_EXERCISE REQUIREMENTS_
Transcribe the material verbatim in full; the pictures do not belong in the copy.

* begin DATA TO PROCESS *

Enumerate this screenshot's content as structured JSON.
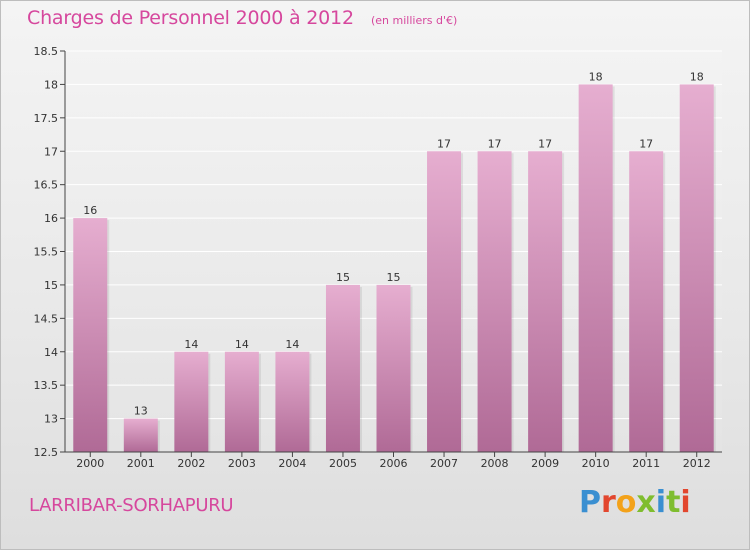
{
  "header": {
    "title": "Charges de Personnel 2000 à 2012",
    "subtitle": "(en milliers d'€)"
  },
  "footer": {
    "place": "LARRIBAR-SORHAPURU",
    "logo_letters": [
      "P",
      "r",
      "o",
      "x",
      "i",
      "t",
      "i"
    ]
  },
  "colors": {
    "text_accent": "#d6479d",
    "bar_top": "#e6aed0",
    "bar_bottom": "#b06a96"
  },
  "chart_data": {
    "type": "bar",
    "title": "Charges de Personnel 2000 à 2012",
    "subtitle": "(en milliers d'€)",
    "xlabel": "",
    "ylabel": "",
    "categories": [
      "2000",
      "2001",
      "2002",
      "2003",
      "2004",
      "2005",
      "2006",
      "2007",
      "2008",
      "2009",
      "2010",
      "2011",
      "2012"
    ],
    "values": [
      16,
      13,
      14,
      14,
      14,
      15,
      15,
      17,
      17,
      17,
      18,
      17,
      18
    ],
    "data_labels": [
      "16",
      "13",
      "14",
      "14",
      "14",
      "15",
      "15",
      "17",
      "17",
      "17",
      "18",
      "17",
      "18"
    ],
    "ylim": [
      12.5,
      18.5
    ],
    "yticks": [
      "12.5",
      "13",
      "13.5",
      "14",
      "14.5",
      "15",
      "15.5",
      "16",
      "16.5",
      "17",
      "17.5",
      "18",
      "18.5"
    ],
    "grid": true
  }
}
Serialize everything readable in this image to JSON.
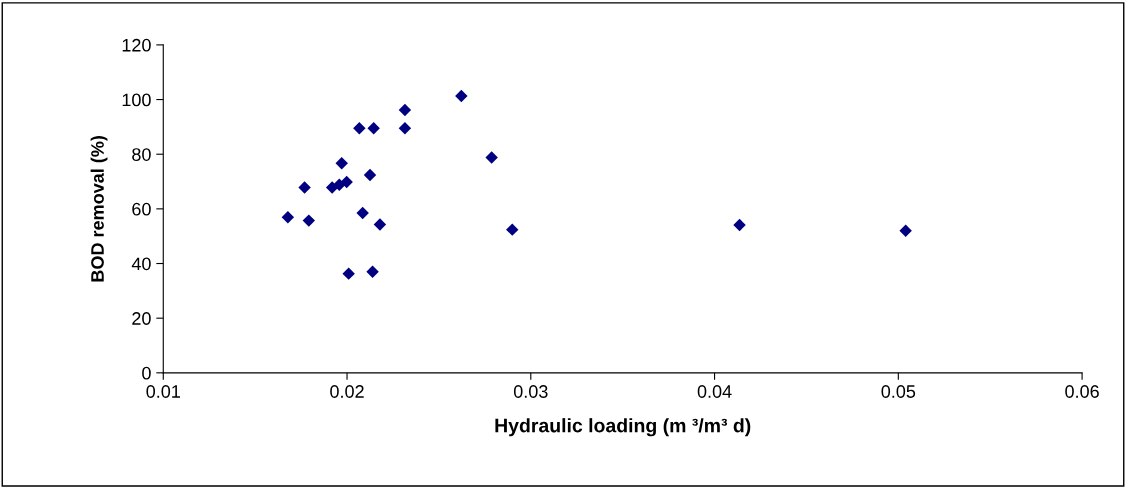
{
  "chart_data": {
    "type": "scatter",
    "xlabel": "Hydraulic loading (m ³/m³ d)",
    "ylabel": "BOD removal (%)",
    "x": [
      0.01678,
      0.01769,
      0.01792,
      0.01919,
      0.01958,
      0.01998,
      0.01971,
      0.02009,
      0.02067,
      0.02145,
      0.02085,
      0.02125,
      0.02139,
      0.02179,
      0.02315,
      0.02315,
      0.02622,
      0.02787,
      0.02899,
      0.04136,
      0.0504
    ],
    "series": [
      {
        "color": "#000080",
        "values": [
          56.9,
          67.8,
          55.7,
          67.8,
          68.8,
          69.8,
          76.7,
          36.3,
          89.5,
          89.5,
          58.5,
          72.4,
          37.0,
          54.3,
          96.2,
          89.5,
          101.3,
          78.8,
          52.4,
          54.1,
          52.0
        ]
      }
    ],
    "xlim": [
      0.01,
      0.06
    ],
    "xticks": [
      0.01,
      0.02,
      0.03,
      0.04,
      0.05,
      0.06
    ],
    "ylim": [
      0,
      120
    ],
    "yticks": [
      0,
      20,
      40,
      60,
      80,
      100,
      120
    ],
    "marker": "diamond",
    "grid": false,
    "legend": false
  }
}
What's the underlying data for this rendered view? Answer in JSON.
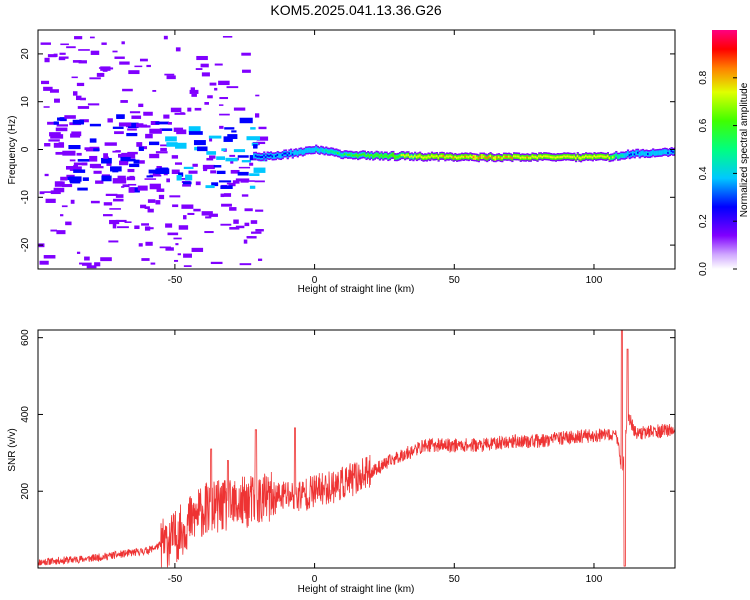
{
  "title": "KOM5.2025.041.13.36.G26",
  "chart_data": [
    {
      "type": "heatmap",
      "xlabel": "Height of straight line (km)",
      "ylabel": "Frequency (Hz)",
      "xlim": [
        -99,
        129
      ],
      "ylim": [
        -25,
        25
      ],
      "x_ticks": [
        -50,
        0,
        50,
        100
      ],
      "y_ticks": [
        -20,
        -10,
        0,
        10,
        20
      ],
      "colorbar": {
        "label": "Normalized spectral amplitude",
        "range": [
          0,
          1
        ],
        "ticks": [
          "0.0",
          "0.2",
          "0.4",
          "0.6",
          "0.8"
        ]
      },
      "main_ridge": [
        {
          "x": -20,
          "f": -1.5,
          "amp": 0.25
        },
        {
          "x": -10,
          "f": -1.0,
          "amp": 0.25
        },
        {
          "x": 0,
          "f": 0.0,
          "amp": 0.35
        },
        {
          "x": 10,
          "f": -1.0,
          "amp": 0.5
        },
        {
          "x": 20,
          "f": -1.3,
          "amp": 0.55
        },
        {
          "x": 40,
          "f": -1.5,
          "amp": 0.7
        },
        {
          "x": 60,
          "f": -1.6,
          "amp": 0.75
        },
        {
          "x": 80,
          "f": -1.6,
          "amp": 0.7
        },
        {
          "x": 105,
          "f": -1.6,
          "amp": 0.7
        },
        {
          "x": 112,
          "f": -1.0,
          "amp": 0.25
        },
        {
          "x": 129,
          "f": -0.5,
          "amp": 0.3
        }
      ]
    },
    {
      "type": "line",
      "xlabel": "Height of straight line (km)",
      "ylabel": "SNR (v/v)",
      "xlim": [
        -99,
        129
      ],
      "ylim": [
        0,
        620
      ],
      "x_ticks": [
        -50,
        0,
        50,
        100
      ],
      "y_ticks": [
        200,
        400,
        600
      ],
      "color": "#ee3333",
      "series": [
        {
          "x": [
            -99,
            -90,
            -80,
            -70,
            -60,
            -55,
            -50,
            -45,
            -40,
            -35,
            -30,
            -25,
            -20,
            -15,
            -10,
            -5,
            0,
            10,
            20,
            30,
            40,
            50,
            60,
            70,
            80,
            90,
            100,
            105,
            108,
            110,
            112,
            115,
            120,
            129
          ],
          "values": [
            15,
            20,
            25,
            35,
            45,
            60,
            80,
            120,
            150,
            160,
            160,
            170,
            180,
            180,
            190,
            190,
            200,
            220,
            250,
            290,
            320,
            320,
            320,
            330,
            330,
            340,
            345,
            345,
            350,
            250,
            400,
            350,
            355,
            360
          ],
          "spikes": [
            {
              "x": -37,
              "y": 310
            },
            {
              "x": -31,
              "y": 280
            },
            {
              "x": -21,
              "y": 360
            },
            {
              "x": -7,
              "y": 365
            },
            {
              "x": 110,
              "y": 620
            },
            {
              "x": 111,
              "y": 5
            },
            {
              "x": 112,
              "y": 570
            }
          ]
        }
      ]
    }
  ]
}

* end DATA TO PROCESS *

_CORRECT RESPONSE_
Enumerate this screenshot's content as structured JSON.
{
  "header": {
    "title": "Charges de Personnel 2000 à 2012",
    "subtitle": "(en milliers d'€)"
  },
  "footer": {
    "place": "LARRIBAR-SORHAPURU",
    "logo_letters": [
      "P",
      "r",
      "o",
      "x",
      "i",
      "t",
      "i"
    ]
  },
  "colors": {
    "text_accent": "#d6479d",
    "bar_top": "#e6aed0",
    "bar_bottom": "#b06a96"
  },
  "chart_data": {
    "type": "bar",
    "title": "Charges de Personnel 2000 à 2012",
    "subtitle": "(en milliers d'€)",
    "xlabel": "",
    "ylabel": "",
    "categories": [
      "2000",
      "2001",
      "2002",
      "2003",
      "2004",
      "2005",
      "2006",
      "2007",
      "2008",
      "2009",
      "2010",
      "2011",
      "2012"
    ],
    "values": [
      16,
      13,
      14,
      14,
      14,
      15,
      15,
      17,
      17,
      17,
      18,
      17,
      18
    ],
    "data_labels": [
      "16",
      "13",
      "14",
      "14",
      "14",
      "15",
      "15",
      "17",
      "17",
      "17",
      "18",
      "17",
      "18"
    ],
    "ylim": [
      12.5,
      18.5
    ],
    "yticks": [
      "12.5",
      "13",
      "13.5",
      "14",
      "14.5",
      "15",
      "15.5",
      "16",
      "16.5",
      "17",
      "17.5",
      "18",
      "18.5"
    ],
    "grid": true
  }
}
Serialize everything readable in this image to JSON.
{
  "chart_data": {
    "type": "scatter",
    "xlabel": "Hydraulic loading (m ³/m³ d)",
    "ylabel": "BOD removal (%)",
    "x": [
      0.01678,
      0.01769,
      0.01792,
      0.01919,
      0.01958,
      0.01998,
      0.01971,
      0.02009,
      0.02067,
      0.02145,
      0.02085,
      0.02125,
      0.02139,
      0.02179,
      0.02315,
      0.02315,
      0.02622,
      0.02787,
      0.02899,
      0.04136,
      0.0504
    ],
    "series": [
      {
        "color": "#000080",
        "values": [
          56.9,
          67.8,
          55.7,
          67.8,
          68.8,
          69.8,
          76.7,
          36.3,
          89.5,
          89.5,
          58.5,
          72.4,
          37.0,
          54.3,
          96.2,
          89.5,
          101.3,
          78.8,
          52.4,
          54.1,
          52.0
        ]
      }
    ],
    "xlim": [
      0.01,
      0.06
    ],
    "xticks": [
      0.01,
      0.02,
      0.03,
      0.04,
      0.05,
      0.06
    ],
    "ylim": [
      0,
      120
    ],
    "yticks": [
      0,
      20,
      40,
      60,
      80,
      100,
      120
    ],
    "marker": "diamond",
    "grid": false,
    "legend": false
  }
}
What's the underlying data for this rendered view? Answer in JSON.
{
  "title": "KOM5.2025.041.13.36.G26",
  "chart_data": [
    {
      "type": "heatmap",
      "xlabel": "Height of straight line (km)",
      "ylabel": "Frequency (Hz)",
      "xlim": [
        -99,
        129
      ],
      "ylim": [
        -25,
        25
      ],
      "x_ticks": [
        -50,
        0,
        50,
        100
      ],
      "y_ticks": [
        -20,
        -10,
        0,
        10,
        20
      ],
      "colorbar": {
        "label": "Normalized spectral amplitude",
        "range": [
          0,
          1
        ],
        "ticks": [
          "0.0",
          "0.2",
          "0.4",
          "0.6",
          "0.8"
        ]
      },
      "main_ridge": [
        {
          "x": -20,
          "f": -1.5,
          "amp": 0.25
        },
        {
          "x": -10,
          "f": -1.0,
          "amp": 0.25
        },
        {
          "x": 0,
          "f": 0.0,
          "amp": 0.35
        },
        {
          "x": 10,
          "f": -1.0,
          "amp": 0.5
        },
        {
          "x": 20,
          "f": -1.3,
          "amp": 0.55
        },
        {
          "x": 40,
          "f": -1.5,
          "amp": 0.7
        },
        {
          "x": 60,
          "f": -1.6,
          "amp": 0.75
        },
        {
          "x": 80,
          "f": -1.6,
          "amp": 0.7
        },
        {
          "x": 105,
          "f": -1.6,
          "amp": 0.7
        },
        {
          "x": 112,
          "f": -1.0,
          "amp": 0.25
        },
        {
          "x": 129,
          "f": -0.5,
          "amp": 0.3
        }
      ]
    },
    {
      "type": "line",
      "xlabel": "Height of straight line (km)",
      "ylabel": "SNR (v/v)",
      "xlim": [
        -99,
        129
      ],
      "ylim": [
        0,
        620
      ],
      "x_ticks": [
        -50,
        0,
        50,
        100
      ],
      "y_ticks": [
        200,
        400,
        600
      ],
      "color": "#ee3333",
      "series": [
        {
          "x": [
            -99,
            -90,
            -80,
            -70,
            -60,
            -55,
            -50,
            -45,
            -40,
            -35,
            -30,
            -25,
            -20,
            -15,
            -10,
            -5,
            0,
            10,
            20,
            30,
            40,
            50,
            60,
            70,
            80,
            90,
            100,
            105,
            108,
            110,
            112,
            115,
            120,
            129
          ],
          "values": [
            15,
            20,
            25,
            35,
            45,
            60,
            80,
            120,
            150,
            160,
            160,
            170,
            180,
            180,
            190,
            190,
            200,
            220,
            250,
            290,
            320,
            320,
            320,
            330,
            330,
            340,
            345,
            345,
            350,
            250,
            400,
            350,
            355,
            360
          ],
          "spikes": [
            {
              "x": -37,
              "y": 310
            },
            {
              "x": -31,
              "y": 280
            },
            {
              "x": -21,
              "y": 360
            },
            {
              "x": -7,
              "y": 365
            },
            {
              "x": 110,
              "y": 620
            },
            {
              "x": 111,
              "y": 5
            },
            {
              "x": 112,
              "y": 570
            }
          ]
        }
      ]
    }
  ]
}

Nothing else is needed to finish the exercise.